STATED GOAL:
Retype the whole listing, please, keeping every line exact and dropping the pictures.

——————————

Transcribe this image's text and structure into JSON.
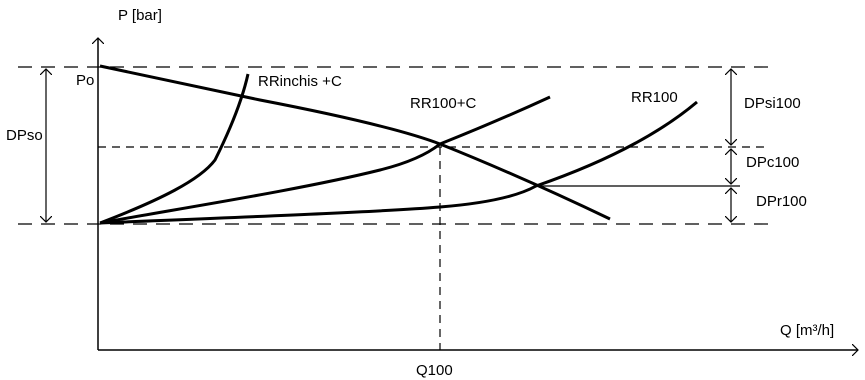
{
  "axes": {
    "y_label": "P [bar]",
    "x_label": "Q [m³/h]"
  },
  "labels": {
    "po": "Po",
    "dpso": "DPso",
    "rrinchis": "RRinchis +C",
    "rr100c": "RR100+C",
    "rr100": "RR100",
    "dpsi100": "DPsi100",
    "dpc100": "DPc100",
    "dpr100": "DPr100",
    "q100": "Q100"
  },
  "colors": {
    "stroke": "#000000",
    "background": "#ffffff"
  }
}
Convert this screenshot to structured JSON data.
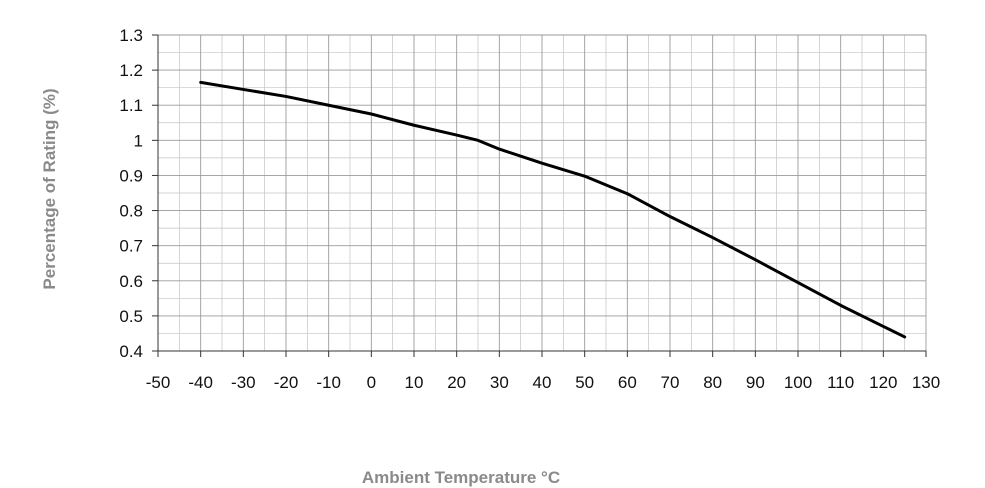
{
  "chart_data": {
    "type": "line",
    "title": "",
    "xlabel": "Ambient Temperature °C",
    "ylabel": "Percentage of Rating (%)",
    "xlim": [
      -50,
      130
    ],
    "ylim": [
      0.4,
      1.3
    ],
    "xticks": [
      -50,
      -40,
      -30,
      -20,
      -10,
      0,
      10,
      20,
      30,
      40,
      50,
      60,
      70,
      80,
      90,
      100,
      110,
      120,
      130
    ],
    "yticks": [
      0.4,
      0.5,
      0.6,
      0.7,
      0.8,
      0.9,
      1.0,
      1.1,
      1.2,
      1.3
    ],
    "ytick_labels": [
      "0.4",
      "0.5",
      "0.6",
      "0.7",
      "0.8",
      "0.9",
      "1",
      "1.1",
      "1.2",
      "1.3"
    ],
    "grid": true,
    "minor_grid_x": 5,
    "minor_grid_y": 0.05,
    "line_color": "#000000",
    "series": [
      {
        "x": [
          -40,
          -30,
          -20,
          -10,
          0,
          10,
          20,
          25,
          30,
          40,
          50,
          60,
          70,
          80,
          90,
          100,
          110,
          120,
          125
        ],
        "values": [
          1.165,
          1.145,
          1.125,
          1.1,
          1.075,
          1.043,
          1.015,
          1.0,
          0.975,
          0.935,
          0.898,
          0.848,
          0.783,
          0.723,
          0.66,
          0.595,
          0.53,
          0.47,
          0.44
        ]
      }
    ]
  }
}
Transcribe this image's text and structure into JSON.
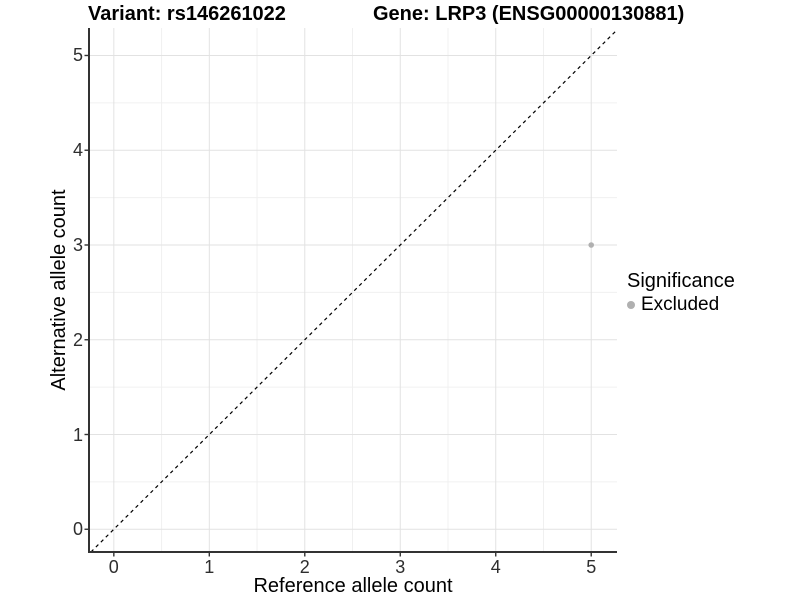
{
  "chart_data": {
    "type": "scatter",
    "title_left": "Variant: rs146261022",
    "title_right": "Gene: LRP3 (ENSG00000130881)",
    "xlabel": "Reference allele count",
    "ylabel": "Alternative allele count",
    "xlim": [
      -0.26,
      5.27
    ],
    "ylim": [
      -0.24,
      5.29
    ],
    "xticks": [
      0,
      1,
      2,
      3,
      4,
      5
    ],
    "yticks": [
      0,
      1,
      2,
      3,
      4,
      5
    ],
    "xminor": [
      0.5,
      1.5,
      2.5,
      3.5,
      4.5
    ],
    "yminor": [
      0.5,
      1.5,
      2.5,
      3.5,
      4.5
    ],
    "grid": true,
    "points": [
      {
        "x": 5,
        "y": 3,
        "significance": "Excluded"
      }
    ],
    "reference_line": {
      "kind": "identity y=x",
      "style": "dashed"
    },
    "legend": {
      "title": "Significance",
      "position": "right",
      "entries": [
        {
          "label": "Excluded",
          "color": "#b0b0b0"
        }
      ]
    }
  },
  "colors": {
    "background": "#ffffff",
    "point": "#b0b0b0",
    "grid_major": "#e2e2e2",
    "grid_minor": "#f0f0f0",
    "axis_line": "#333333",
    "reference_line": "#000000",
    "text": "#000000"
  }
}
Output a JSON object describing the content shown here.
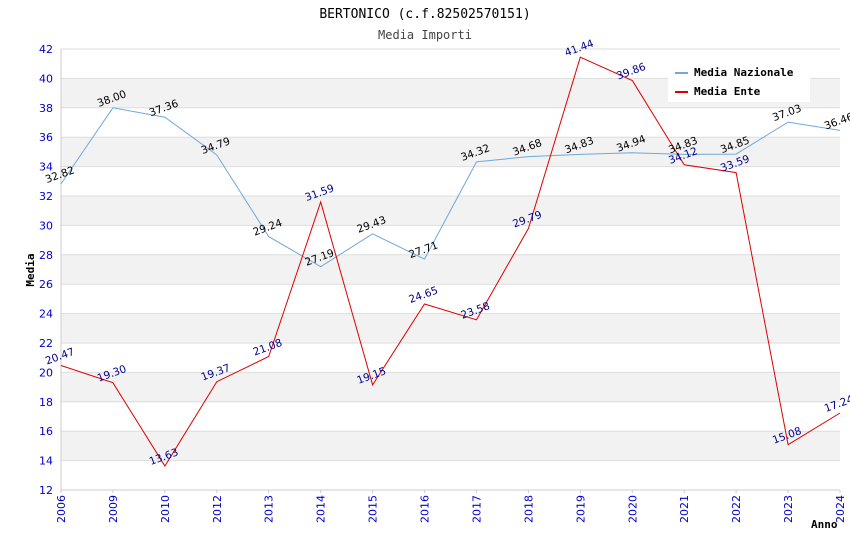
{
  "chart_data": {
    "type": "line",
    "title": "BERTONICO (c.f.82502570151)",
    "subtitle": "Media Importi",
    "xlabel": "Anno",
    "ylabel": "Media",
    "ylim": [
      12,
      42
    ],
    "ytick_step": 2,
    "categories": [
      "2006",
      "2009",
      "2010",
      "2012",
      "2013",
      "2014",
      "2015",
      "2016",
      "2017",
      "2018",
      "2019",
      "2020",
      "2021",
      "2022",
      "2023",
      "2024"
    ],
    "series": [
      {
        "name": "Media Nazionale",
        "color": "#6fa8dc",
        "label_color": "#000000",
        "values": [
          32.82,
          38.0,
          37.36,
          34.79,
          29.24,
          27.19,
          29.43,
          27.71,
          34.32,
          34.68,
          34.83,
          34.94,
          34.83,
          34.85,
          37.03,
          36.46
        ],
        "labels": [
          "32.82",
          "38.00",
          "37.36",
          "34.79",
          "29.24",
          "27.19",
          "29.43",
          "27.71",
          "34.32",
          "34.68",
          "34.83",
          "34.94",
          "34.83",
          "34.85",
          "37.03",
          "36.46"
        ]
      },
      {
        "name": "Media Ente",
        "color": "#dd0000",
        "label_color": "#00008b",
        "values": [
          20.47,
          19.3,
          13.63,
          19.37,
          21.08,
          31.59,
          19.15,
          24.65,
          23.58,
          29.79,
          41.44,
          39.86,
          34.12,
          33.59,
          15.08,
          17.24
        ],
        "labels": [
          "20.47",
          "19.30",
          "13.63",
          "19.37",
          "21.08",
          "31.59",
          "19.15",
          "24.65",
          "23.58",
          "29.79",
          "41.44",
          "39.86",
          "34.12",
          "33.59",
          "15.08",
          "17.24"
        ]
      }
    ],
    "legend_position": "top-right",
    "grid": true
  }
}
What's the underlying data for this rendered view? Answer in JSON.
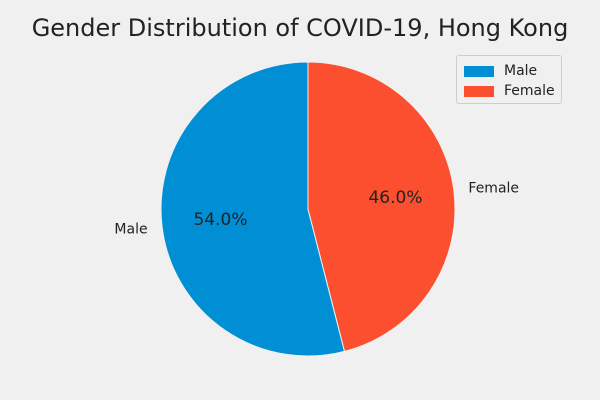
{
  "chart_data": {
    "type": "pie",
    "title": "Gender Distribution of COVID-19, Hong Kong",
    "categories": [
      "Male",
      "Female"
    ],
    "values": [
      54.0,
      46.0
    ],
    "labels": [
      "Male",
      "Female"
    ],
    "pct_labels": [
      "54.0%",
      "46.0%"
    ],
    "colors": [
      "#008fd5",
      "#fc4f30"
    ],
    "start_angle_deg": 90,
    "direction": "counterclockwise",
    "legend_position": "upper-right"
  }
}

——————————

WRITTEN RESPONSE:
Transcribe this image's text and structure into JSON.
{
  "axes": {
    "y_label": "P [bar]",
    "x_label": "Q [m³/h]"
  },
  "labels": {
    "po": "Po",
    "dpso": "DPso",
    "rrinchis": "RRinchis +C",
    "rr100c": "RR100+C",
    "rr100": "RR100",
    "dpsi100": "DPsi100",
    "dpc100": "DPc100",
    "dpr100": "DPr100",
    "q100": "Q100"
  },
  "colors": {
    "stroke": "#000000",
    "background": "#ffffff"
  }
}
Convert this screenshot to structured JSON data.
{
  "chart_data": {
    "type": "line",
    "title": "",
    "xlabel": "Ambient Temperature °C",
    "ylabel": "Percentage of Rating (%)",
    "xlim": [
      -50,
      130
    ],
    "ylim": [
      0.4,
      1.3
    ],
    "xticks": [
      -50,
      -40,
      -30,
      -20,
      -10,
      0,
      10,
      20,
      30,
      40,
      50,
      60,
      70,
      80,
      90,
      100,
      110,
      120,
      130
    ],
    "yticks": [
      0.4,
      0.5,
      0.6,
      0.7,
      0.8,
      0.9,
      1.0,
      1.1,
      1.2,
      1.3
    ],
    "ytick_labels": [
      "0.4",
      "0.5",
      "0.6",
      "0.7",
      "0.8",
      "0.9",
      "1",
      "1.1",
      "1.2",
      "1.3"
    ],
    "grid": true,
    "minor_grid_x": 5,
    "minor_grid_y": 0.05,
    "line_color": "#000000",
    "series": [
      {
        "x": [
          -40,
          -30,
          -20,
          -10,
          0,
          10,
          20,
          25,
          30,
          40,
          50,
          60,
          70,
          80,
          90,
          100,
          110,
          120,
          125
        ],
        "values": [
          1.165,
          1.145,
          1.125,
          1.1,
          1.075,
          1.043,
          1.015,
          1.0,
          0.975,
          0.935,
          0.898,
          0.848,
          0.783,
          0.723,
          0.66,
          0.595,
          0.53,
          0.47,
          0.44
        ]
      }
    ]
  }
}
Transcribe this image's text and structure into JSON.
{
  "chart_data": {
    "type": "scatter",
    "title_left": "Variant: rs146261022",
    "title_right": "Gene: LRP3 (ENSG00000130881)",
    "xlabel": "Reference allele count",
    "ylabel": "Alternative allele count",
    "xlim": [
      -0.26,
      5.27
    ],
    "ylim": [
      -0.24,
      5.29
    ],
    "xticks": [
      0,
      1,
      2,
      3,
      4,
      5
    ],
    "yticks": [
      0,
      1,
      2,
      3,
      4,
      5
    ],
    "xminor": [
      0.5,
      1.5,
      2.5,
      3.5,
      4.5
    ],
    "yminor": [
      0.5,
      1.5,
      2.5,
      3.5,
      4.5
    ],
    "grid": true,
    "points": [
      {
        "x": 5,
        "y": 3,
        "significance": "Excluded"
      }
    ],
    "reference_line": {
      "kind": "identity y=x",
      "style": "dashed"
    },
    "legend": {
      "title": "Significance",
      "position": "right",
      "entries": [
        {
          "label": "Excluded",
          "color": "#b0b0b0"
        }
      ]
    }
  },
  "colors": {
    "background": "#ffffff",
    "point": "#b0b0b0",
    "grid_major": "#e2e2e2",
    "grid_minor": "#f0f0f0",
    "axis_line": "#333333",
    "reference_line": "#000000",
    "text": "#000000"
  }
}
Output a JSON object describing the content shown here.
{
  "chart_data": {
    "type": "line",
    "title": "BERTONICO (c.f.82502570151)",
    "subtitle": "Media Importi",
    "xlabel": "Anno",
    "ylabel": "Media",
    "ylim": [
      12,
      42
    ],
    "ytick_step": 2,
    "categories": [
      "2006",
      "2009",
      "2010",
      "2012",
      "2013",
      "2014",
      "2015",
      "2016",
      "2017",
      "2018",
      "2019",
      "2020",
      "2021",
      "2022",
      "2023",
      "2024"
    ],
    "series": [
      {
        "name": "Media Nazionale",
        "color": "#6fa8dc",
        "label_color": "#000000",
        "values": [
          32.82,
          38.0,
          37.36,
          34.79,
          29.24,
          27.19,
          29.43,
          27.71,
          34.32,
          34.68,
          34.83,
          34.94,
          34.83,
          34.85,
          37.03,
          36.46
        ],
        "labels": [
          "32.82",
          "38.00",
          "37.36",
          "34.79",
          "29.24",
          "27.19",
          "29.43",
          "27.71",
          "34.32",
          "34.68",
          "34.83",
          "34.94",
          "34.83",
          "34.85",
          "37.03",
          "36.46"
        ]
      },
      {
        "name": "Media Ente",
        "color": "#dd0000",
        "label_color": "#00008b",
        "values": [
          20.47,
          19.3,
          13.63,
          19.37,
          21.08,
          31.59,
          19.15,
          24.65,
          23.58,
          29.79,
          41.44,
          39.86,
          34.12,
          33.59,
          15.08,
          17.24
        ],
        "labels": [
          "20.47",
          "19.30",
          "13.63",
          "19.37",
          "21.08",
          "31.59",
          "19.15",
          "24.65",
          "23.58",
          "29.79",
          "41.44",
          "39.86",
          "34.12",
          "33.59",
          "15.08",
          "17.24"
        ]
      }
    ],
    "legend_position": "top-right",
    "grid": true
  }
}
What's the underlying data for this rendered view? Answer in JSON.
{
  "chart_data": {
    "type": "pie",
    "title": "Gender Distribution of COVID-19, Hong Kong",
    "categories": [
      "Male",
      "Female"
    ],
    "values": [
      54.0,
      46.0
    ],
    "labels": [
      "Male",
      "Female"
    ],
    "pct_labels": [
      "54.0%",
      "46.0%"
    ],
    "colors": [
      "#008fd5",
      "#fc4f30"
    ],
    "start_angle_deg": 90,
    "direction": "counterclockwise",
    "legend_position": "upper-right"
  }
}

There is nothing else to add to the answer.